--- Extracted material ---

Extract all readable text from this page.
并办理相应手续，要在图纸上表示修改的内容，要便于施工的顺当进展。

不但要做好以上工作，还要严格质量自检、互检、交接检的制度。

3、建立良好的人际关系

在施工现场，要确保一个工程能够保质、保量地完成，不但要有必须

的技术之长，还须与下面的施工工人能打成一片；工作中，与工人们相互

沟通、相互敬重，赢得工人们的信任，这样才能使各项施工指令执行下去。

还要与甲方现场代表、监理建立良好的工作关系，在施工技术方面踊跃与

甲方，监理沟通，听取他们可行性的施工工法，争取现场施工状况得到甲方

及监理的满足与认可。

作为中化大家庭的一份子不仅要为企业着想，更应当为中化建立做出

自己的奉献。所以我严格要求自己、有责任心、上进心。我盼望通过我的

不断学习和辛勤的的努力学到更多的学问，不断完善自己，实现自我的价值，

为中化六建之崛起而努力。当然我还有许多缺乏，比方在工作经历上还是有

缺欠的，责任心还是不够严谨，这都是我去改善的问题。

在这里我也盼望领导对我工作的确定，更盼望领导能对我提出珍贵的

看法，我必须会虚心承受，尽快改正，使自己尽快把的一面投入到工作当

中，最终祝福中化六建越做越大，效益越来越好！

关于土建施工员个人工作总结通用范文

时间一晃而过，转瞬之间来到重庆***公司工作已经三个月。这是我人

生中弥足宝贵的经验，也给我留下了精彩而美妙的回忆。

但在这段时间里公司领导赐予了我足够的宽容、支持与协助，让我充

---

Written problem: Copy out the material word for word and line for line.

Output of the task:
Extract all readable text from this page.
并办理相应手续，要在图纸上表示修改的内容，要便于施工的顺当进展。

不但要做好以上工作，还要严格质量自检、互检、交接检的制度。

3、建立良好的人际关系

在施工现场，要确保一个工程能够保质、保量地完成，不但要有必须

的技术之长，还须与下面的施工工人能打成一片；工作中，与工人们相互

沟通、相互敬重，赢得工人们的信任，这样才能使各项施工指令执行下去。

还要与甲方现场代表、监理建立良好的工作关系，在施工技术方面踊跃与

甲方，监理沟通，听取他们可行性的施工工法，争取现场施工状况得到甲方

及监理的满足与认可。

作为中化大家庭的一份子不仅要为企业着想，更应当为中化建立做出

自己的奉献。所以我严格要求自己、有责任心、上进心。我盼望通过我的

不断学习和辛勤的的努力学到更多的学问，不断完善自己，实现自我的价值，

为中化六建之崛起而努力。当然我还有许多缺乏，比方在工作经历上还是有

缺欠的，责任心还是不够严谨，这都是我去改善的问题。

在这里我也盼望领导对我工作的确定，更盼望领导能对我提出珍贵的

看法，我必须会虚心承受，尽快改正，使自己尽快把的一面投入到工作当

中，最终祝福中化六建越做越大，效益越来越好！

关于土建施工员个人工作总结通用范文

时间一晃而过，转瞬之间来到重庆***公司工作已经三个月。这是我人

生中弥足宝贵的经验，也给我留下了精彩而美妙的回忆。

但在这段时间里公司领导赐予了我足够的宽容、支持与协助，让我充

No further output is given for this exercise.